Set down all of the entries word for word, omitting the images they contain.

— START OF Dataset records —

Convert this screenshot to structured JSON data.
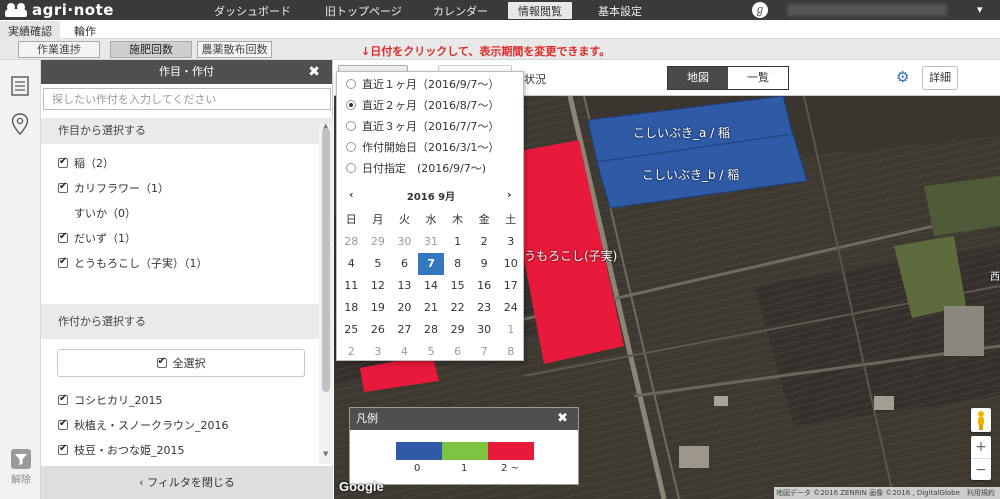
{
  "app": {
    "logo_text": "agri·note"
  },
  "topnav": {
    "items": [
      "ダッシュボード",
      "旧トップページ",
      "カレンダー",
      "情報閲覧",
      "基本設定"
    ],
    "active": "情報閲覧",
    "avatar_glyph": "ℊ"
  },
  "subnav": {
    "tabs": [
      "実績確認",
      "輪作"
    ],
    "active_tab": "実績確認",
    "pills": [
      "作業進捗",
      "施肥回数",
      "農薬散布回数"
    ],
    "active_pill": "施肥回数",
    "notice": "↓日付をクリックして、表示期間を変更できます。"
  },
  "rail": {
    "cancel_label": "解除"
  },
  "panel": {
    "title": "作目・作付",
    "search_placeholder": "探したい作付を入力してください",
    "section_crop": "作目から選択する",
    "crops": [
      {
        "label": "稲（2）",
        "checked": true
      },
      {
        "label": "カリフラワー（1）",
        "checked": true
      },
      {
        "label": "すいか（0）",
        "checked": false,
        "disabled": true
      },
      {
        "label": "だいず（1）",
        "checked": true
      },
      {
        "label": "とうもろこし（子実）（1）",
        "checked": true
      }
    ],
    "section_plant": "作付から選択する",
    "select_all": "全選択",
    "plantings": [
      {
        "label": "コシヒカリ_2015",
        "checked": true
      },
      {
        "label": "秋植え・スノークラウン_2016",
        "checked": true
      },
      {
        "label": "枝豆・おつな姫_2015",
        "checked": true
      }
    ],
    "footer": "フィルタを閉じる"
  },
  "toolbar": {
    "mode_label": "状況",
    "seg_map": "地図",
    "seg_list": "一覧",
    "detail": "詳細"
  },
  "datepop": {
    "options": [
      {
        "label": "直近１ヶ月（2016/9/7〜）",
        "selected": false
      },
      {
        "label": "直近２ヶ月（2016/8/7〜）",
        "selected": true
      },
      {
        "label": "直近３ヶ月（2016/7/7〜）",
        "selected": false
      },
      {
        "label": "作付開始日（2016/3/1〜）",
        "selected": false
      },
      {
        "label": "日付指定　(2016/9/7〜)",
        "selected": false
      }
    ],
    "calendar": {
      "title": "2016 9月",
      "prev": "‹",
      "next": "›",
      "weekdays": [
        "日",
        "月",
        "火",
        "水",
        "木",
        "金",
        "土"
      ],
      "weeks": [
        [
          28,
          29,
          30,
          31,
          1,
          2,
          3
        ],
        [
          4,
          5,
          6,
          7,
          8,
          9,
          10
        ],
        [
          11,
          12,
          13,
          14,
          15,
          16,
          17
        ],
        [
          18,
          19,
          20,
          21,
          22,
          23,
          24
        ],
        [
          25,
          26,
          27,
          28,
          29,
          30,
          1
        ],
        [
          2,
          3,
          4,
          5,
          6,
          7,
          8
        ]
      ],
      "today": 7
    }
  },
  "map": {
    "fields": [
      {
        "label": "こしいぶき_a / 稲",
        "count": "0"
      },
      {
        "label": "こしいぶき_b / 稲",
        "count": "0"
      },
      {
        "label": "うもろこし(子実)",
        "count": "2~"
      }
    ],
    "edge_label": "西",
    "google": "Google",
    "attribution": "地図データ ©2016 ZENRIN 画像 ©2016 , DigitalGlobe　利用規約"
  },
  "legend": {
    "title": "凡例",
    "colors": [
      "#2e5aa6",
      "#7ec242",
      "#e8193a"
    ],
    "labels": [
      "0",
      "1",
      "2 ~"
    ]
  }
}
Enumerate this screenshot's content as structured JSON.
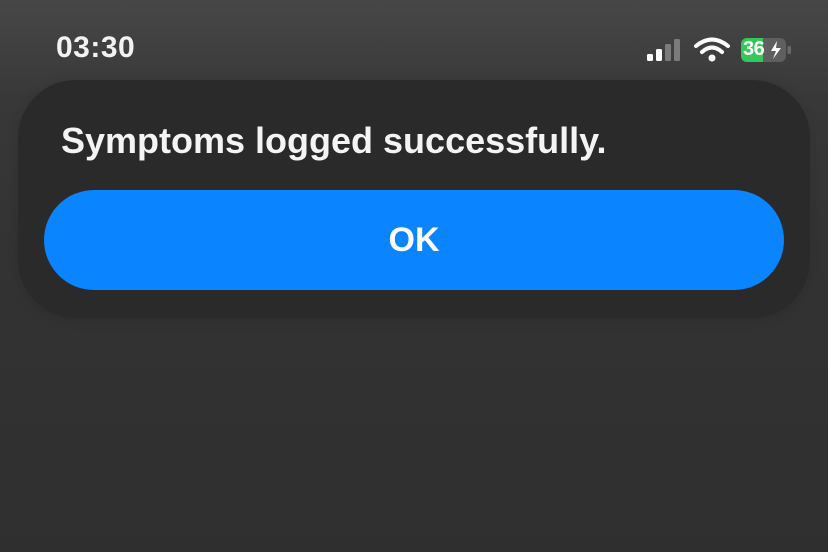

— END OF Dataset records —

◆ **The reply**:
Convert this screenshot to structured JSON data.
{
  "app": {
    "logo_text": "agri·note"
  },
  "topnav": {
    "items": [
      "ダッシュボード",
      "旧トップページ",
      "カレンダー",
      "情報閲覧",
      "基本設定"
    ],
    "active": "情報閲覧",
    "avatar_glyph": "ℊ"
  },
  "subnav": {
    "tabs": [
      "実績確認",
      "輪作"
    ],
    "active_tab": "実績確認",
    "pills": [
      "作業進捗",
      "施肥回数",
      "農薬散布回数"
    ],
    "active_pill": "施肥回数",
    "notice": "↓日付をクリックして、表示期間を変更できます。"
  },
  "rail": {
    "cancel_label": "解除"
  },
  "panel": {
    "title": "作目・作付",
    "search_placeholder": "探したい作付を入力してください",
    "section_crop": "作目から選択する",
    "crops": [
      {
        "label": "稲（2）",
        "checked": true
      },
      {
        "label": "カリフラワー（1）",
        "checked": true
      },
      {
        "label": "すいか（0）",
        "checked": false,
        "disabled": true
      },
      {
        "label": "だいず（1）",
        "checked": true
      },
      {
        "label": "とうもろこし（子実）（1）",
        "checked": true
      }
    ],
    "section_plant": "作付から選択する",
    "select_all": "全選択",
    "plantings": [
      {
        "label": "コシヒカリ_2015",
        "checked": true
      },
      {
        "label": "秋植え・スノークラウン_2016",
        "checked": true
      },
      {
        "label": "枝豆・おつな姫_2015",
        "checked": true
      }
    ],
    "footer": "フィルタを閉じる"
  },
  "toolbar": {
    "mode_label": "状況",
    "seg_map": "地図",
    "seg_list": "一覧",
    "detail": "詳細"
  },
  "datepop": {
    "options": [
      {
        "label": "直近１ヶ月（2016/9/7〜）",
        "selected": false
      },
      {
        "label": "直近２ヶ月（2016/8/7〜）",
        "selected": true
      },
      {
        "label": "直近３ヶ月（2016/7/7〜）",
        "selected": false
      },
      {
        "label": "作付開始日（2016/3/1〜）",
        "selected": false
      },
      {
        "label": "日付指定　(2016/9/7〜)",
        "selected": false
      }
    ],
    "calendar": {
      "title": "2016 9月",
      "prev": "‹",
      "next": "›",
      "weekdays": [
        "日",
        "月",
        "火",
        "水",
        "木",
        "金",
        "土"
      ],
      "weeks": [
        [
          28,
          29,
          30,
          31,
          1,
          2,
          3
        ],
        [
          4,
          5,
          6,
          7,
          8,
          9,
          10
        ],
        [
          11,
          12,
          13,
          14,
          15,
          16,
          17
        ],
        [
          18,
          19,
          20,
          21,
          22,
          23,
          24
        ],
        [
          25,
          26,
          27,
          28,
          29,
          30,
          1
        ],
        [
          2,
          3,
          4,
          5,
          6,
          7,
          8
        ]
      ],
      "today": 7
    }
  },
  "map": {
    "fields": [
      {
        "label": "こしいぶき_a / 稲",
        "count": "0"
      },
      {
        "label": "こしいぶき_b / 稲",
        "count": "0"
      },
      {
        "label": "うもろこし(子実)",
        "count": "2~"
      }
    ],
    "edge_label": "西",
    "google": "Google",
    "attribution": "地図データ ©2016 ZENRIN 画像 ©2016 , DigitalGlobe　利用規約"
  },
  "legend": {
    "title": "凡例",
    "colors": [
      "#2e5aa6",
      "#7ec242",
      "#e8193a"
    ],
    "labels": [
      "0",
      "1",
      "2 ~"
    ]
  }
}
Enumerate this screenshot's content as structured JSON.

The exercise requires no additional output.